* SET EXERCISE
Locate each line of the material that contains "JSON", then return it.

* DATA PROVIDED
━━━━━━━━━━━━━━━━━━━━

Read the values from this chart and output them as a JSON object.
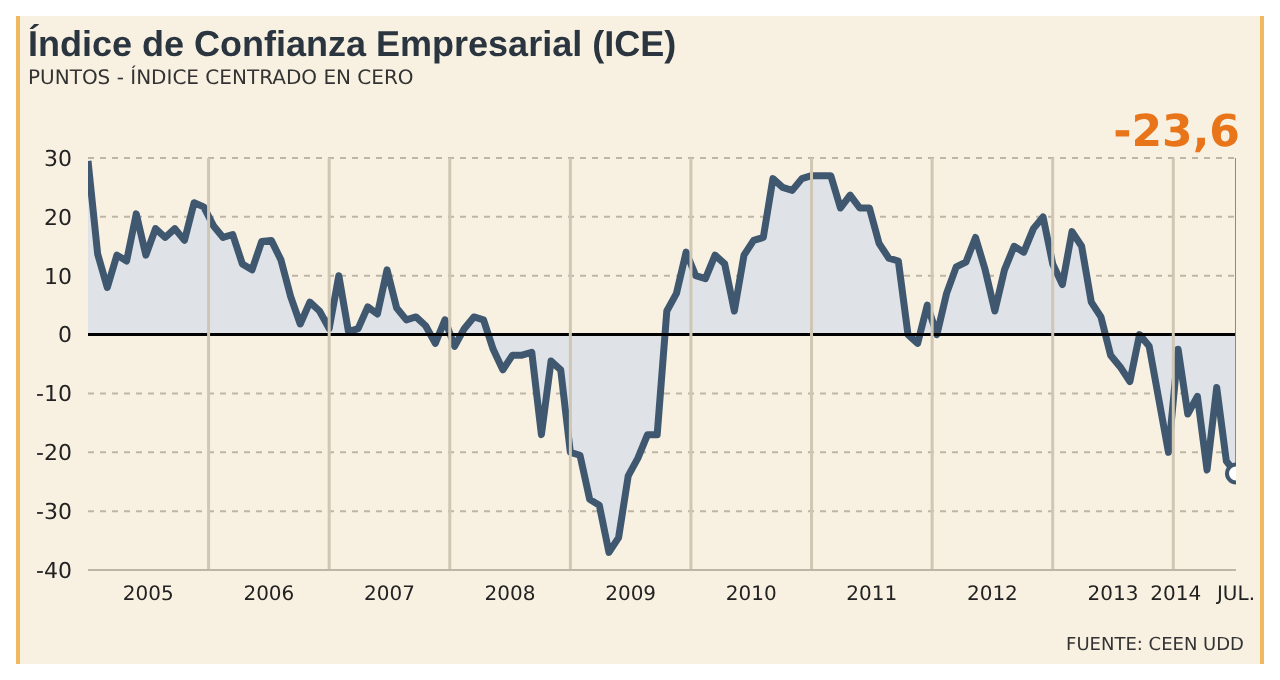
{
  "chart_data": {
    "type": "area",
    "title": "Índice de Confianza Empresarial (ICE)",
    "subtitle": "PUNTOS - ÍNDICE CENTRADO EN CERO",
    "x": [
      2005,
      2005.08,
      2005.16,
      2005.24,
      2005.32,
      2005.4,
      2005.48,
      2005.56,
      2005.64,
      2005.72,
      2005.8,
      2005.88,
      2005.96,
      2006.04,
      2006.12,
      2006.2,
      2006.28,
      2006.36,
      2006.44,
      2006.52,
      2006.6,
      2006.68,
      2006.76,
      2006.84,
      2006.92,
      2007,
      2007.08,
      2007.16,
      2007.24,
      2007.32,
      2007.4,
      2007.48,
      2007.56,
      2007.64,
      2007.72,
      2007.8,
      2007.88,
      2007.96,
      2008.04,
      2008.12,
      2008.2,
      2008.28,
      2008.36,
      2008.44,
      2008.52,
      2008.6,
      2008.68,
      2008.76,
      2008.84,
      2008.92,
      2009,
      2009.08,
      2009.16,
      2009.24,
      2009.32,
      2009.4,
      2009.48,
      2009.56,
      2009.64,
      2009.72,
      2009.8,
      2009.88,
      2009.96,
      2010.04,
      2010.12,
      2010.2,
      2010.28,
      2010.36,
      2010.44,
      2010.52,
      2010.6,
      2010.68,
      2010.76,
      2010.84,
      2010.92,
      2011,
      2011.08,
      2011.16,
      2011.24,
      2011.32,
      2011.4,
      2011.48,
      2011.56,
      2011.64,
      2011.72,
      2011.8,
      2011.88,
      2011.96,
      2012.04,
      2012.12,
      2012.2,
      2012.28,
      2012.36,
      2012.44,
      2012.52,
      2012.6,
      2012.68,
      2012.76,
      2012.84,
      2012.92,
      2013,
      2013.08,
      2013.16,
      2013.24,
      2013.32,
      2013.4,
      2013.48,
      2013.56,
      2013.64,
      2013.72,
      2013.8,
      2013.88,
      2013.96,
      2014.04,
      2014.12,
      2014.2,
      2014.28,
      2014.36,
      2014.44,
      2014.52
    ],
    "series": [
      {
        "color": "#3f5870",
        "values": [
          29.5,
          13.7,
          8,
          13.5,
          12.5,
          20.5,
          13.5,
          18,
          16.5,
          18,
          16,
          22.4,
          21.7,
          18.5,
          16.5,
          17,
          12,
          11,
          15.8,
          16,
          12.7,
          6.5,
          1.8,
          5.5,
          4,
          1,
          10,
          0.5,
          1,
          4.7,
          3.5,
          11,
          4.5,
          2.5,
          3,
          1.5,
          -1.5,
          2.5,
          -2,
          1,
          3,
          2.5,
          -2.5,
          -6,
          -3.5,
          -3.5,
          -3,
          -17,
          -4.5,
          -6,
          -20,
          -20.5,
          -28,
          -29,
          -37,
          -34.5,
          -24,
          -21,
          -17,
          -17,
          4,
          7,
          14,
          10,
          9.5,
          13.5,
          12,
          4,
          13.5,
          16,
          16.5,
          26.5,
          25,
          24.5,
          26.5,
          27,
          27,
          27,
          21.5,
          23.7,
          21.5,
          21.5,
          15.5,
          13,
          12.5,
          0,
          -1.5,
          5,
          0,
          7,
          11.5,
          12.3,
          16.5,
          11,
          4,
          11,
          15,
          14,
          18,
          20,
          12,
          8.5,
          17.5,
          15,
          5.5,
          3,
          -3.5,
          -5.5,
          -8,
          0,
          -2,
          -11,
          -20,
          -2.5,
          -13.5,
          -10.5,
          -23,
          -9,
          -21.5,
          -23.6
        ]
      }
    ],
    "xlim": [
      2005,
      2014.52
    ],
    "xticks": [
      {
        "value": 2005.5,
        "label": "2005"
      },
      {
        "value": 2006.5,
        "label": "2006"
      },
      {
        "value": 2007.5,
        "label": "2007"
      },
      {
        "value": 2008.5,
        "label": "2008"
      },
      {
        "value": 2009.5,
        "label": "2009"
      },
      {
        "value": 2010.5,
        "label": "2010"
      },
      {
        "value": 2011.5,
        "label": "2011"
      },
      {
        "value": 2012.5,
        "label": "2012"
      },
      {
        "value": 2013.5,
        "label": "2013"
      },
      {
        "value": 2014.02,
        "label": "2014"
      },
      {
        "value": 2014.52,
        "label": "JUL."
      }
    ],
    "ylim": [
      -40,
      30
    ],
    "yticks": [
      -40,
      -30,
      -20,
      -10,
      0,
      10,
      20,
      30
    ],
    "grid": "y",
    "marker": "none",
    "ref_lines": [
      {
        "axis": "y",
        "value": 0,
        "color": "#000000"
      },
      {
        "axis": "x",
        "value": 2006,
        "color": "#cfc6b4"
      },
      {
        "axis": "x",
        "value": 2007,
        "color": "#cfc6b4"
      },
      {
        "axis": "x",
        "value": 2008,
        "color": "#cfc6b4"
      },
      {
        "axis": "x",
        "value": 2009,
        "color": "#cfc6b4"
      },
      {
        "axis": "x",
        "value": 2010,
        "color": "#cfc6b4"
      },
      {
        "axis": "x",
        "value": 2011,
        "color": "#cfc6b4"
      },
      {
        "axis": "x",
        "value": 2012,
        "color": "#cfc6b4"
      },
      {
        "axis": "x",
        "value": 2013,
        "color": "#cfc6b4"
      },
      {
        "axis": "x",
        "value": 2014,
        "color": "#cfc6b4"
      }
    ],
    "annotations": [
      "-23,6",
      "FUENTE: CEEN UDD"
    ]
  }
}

━━━━━━━━━━━━━━━━━━━━

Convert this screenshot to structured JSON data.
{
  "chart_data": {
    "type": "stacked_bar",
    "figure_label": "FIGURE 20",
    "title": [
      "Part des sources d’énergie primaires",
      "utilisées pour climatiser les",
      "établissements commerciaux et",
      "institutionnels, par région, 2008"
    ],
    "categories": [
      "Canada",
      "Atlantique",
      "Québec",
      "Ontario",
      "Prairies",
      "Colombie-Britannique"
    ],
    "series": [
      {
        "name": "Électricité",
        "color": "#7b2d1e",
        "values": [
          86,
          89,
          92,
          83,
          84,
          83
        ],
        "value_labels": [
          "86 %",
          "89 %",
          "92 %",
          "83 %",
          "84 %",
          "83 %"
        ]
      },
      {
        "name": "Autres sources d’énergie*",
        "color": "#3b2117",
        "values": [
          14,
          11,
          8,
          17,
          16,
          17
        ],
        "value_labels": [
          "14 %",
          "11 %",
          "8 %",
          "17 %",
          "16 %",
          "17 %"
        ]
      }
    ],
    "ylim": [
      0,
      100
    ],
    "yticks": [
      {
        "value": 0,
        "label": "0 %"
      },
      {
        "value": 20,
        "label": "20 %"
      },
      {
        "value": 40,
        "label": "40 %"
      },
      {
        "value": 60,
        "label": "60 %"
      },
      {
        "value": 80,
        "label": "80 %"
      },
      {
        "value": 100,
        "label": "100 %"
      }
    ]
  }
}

━━━━━━━━━━━━━━━━━━━━

* WRITTEN RESPONSE
Read the values from this chart and output them as a JSON object.
Convert this screenshot to structured JSON data.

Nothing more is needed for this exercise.